**Problem requirements:**
Reproduce every record below exactly as it appears.

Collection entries
>>>

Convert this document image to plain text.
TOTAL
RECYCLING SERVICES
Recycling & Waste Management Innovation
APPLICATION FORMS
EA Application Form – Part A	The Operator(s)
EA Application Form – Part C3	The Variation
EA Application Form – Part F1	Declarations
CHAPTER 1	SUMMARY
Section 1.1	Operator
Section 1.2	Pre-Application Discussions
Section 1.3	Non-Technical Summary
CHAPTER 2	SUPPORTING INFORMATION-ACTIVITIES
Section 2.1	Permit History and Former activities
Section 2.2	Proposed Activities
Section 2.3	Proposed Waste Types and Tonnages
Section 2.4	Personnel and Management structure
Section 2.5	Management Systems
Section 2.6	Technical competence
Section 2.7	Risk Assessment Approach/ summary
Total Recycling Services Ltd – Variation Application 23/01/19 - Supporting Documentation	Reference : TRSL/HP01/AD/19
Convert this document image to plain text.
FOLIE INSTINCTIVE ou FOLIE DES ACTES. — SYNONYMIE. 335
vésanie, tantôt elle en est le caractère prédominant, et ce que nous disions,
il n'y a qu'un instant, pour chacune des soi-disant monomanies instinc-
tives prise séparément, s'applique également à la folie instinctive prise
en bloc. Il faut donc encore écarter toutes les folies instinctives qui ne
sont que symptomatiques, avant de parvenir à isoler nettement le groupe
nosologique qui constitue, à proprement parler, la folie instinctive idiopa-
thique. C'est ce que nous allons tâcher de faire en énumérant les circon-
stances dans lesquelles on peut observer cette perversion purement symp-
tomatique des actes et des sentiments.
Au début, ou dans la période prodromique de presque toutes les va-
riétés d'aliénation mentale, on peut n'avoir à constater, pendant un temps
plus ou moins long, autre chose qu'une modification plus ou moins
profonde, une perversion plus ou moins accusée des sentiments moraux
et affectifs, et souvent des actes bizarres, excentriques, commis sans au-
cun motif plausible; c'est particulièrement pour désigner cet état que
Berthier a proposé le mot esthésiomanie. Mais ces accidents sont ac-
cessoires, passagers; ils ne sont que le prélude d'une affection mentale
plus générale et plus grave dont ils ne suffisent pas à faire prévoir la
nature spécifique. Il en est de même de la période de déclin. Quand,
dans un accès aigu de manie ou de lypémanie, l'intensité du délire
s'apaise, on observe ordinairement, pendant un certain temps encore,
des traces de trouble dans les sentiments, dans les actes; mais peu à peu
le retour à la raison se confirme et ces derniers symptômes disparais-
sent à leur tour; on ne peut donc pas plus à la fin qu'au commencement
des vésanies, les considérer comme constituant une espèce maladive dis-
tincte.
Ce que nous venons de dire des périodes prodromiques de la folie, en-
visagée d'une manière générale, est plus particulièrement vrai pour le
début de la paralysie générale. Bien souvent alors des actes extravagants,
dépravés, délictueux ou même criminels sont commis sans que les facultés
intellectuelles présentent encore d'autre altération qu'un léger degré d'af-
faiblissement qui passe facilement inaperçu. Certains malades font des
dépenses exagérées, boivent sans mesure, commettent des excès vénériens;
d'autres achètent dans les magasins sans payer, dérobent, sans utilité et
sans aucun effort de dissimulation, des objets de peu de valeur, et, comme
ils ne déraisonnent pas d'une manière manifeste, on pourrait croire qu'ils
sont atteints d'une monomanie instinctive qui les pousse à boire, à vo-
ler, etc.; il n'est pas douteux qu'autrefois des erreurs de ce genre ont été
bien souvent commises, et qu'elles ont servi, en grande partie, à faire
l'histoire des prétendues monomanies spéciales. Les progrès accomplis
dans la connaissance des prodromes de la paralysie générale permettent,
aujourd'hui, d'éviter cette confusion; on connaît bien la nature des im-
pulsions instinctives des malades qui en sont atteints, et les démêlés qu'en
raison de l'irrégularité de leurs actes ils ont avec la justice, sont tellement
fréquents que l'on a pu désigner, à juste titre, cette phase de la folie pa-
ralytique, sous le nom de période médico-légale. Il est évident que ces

<<<

**Output of the exercise:**
Convert this document image to plain text.
TOTAL
RECYCLING SERVICES
Recycling & Waste Management Innovation
APPLICATION FORMS
EA Application Form – Part A	The Operator(s)
EA Application Form – Part C3	The Variation
EA Application Form – Part F1	Declarations
CHAPTER 1	SUMMARY
Section 1.1	Operator
Section 1.2	Pre-Application Discussions
Section 1.3	Non-Technical Summary
CHAPTER 2	SUPPORTING INFORMATION-ACTIVITIES
Section 2.1	Permit History and Former activities
Section 2.2	Proposed Activities
Section 2.3	Proposed Waste Types and Tonnages
Section 2.4	Personnel and Management structure
Section 2.5	Management Systems
Section 2.6	Technical competence
Section 2.7	Risk Assessment Approach/ summary
Total Recycling Services Ltd – Variation Application 23/01/19 - Supporting Documentation	Reference : TRSL/HP01/AD/19
Convert this document image to plain text.
FOLIE INSTINCTIVE ou FOLIE DES ACTES. — SYNONYMIE. 335
vésanie, tantôt elle en est le caractère prédominant, et ce que nous disions,
il n'y a qu'un instant, pour chacune des soi-disant monomanies instinc-
tives prise séparément, s'applique également à la folie instinctive prise
en bloc. Il faut donc encore écarter toutes les folies instinctives qui ne
sont que symptomatiques, avant de parvenir à isoler nettement le groupe
nosologique qui constitue, à proprement parler, la folie instinctive idiopa-
thique. C'est ce que nous allons tâcher de faire en énumérant les circon-
stances dans lesquelles on peut observer cette perversion purement symp-
tomatique des actes et des sentiments.
Au début, ou dans la période prodromique de presque toutes les va-
riétés d'aliénation mentale, on peut n'avoir à constater, pendant un temps
plus ou moins long, autre chose qu'une modification plus ou moins
profonde, une perversion plus ou moins accusée des sentiments moraux
et affectifs, et souvent des actes bizarres, excentriques, commis sans au-
cun motif plausible; c'est particulièrement pour désigner cet état que
Berthier a proposé le mot esthésiomanie. Mais ces accidents sont ac-
cessoires, passagers; ils ne sont que le prélude d'une affection mentale
plus générale et plus grave dont ils ne suffisent pas à faire prévoir la
nature spécifique. Il en est de même de la période de déclin. Quand,
dans un accès aigu de manie ou de lypémanie, l'intensité du délire
s'apaise, on observe ordinairement, pendant un certain temps encore,
des traces de trouble dans les sentiments, dans les actes; mais peu à peu
le retour à la raison se confirme et ces derniers symptômes disparais-
sent à leur tour; on ne peut donc pas plus à la fin qu'au commencement
des vésanies, les considérer comme constituant une espèce maladive dis-
tincte.
Ce que nous venons de dire des périodes prodromiques de la folie, en-
visagée d'une manière générale, est plus particulièrement vrai pour le
début de la paralysie générale. Bien souvent alors des actes extravagants,
dépravés, délictueux ou même criminels sont commis sans que les facultés
intellectuelles présentent encore d'autre altération qu'un léger degré d'af-
faiblissement qui passe facilement inaperçu. Certains malades font des
dépenses exagérées, boivent sans mesure, commettent des excès vénériens;
d'autres achètent dans les magasins sans payer, dérobent, sans utilité et
sans aucun effort de dissimulation, des objets de peu de valeur, et, comme
ils ne déraisonnent pas d'une manière manifeste, on pourrait croire qu'ils
sont atteints d'une monomanie instinctive qui les pousse à boire, à vo-
ler, etc.; il n'est pas douteux qu'autrefois des erreurs de ce genre ont été
bien souvent commises, et qu'elles ont servi, en grande partie, à faire
l'histoire des prétendues monomanies spéciales. Les progrès accomplis
dans la connaissance des prodromes de la paralysie générale permettent,
aujourd'hui, d'éviter cette confusion; on connaît bien la nature des im-
pulsions instinctives des malades qui en sont atteints, et les démêlés qu'en
raison de l'irrégularité de leurs actes ils ont avec la justice, sont tellement
fréquents que l'on a pu désigner, à juste titre, cette phase de la folie pa-
ralytique, sous le nom de période médico-légale. Il est évident que ces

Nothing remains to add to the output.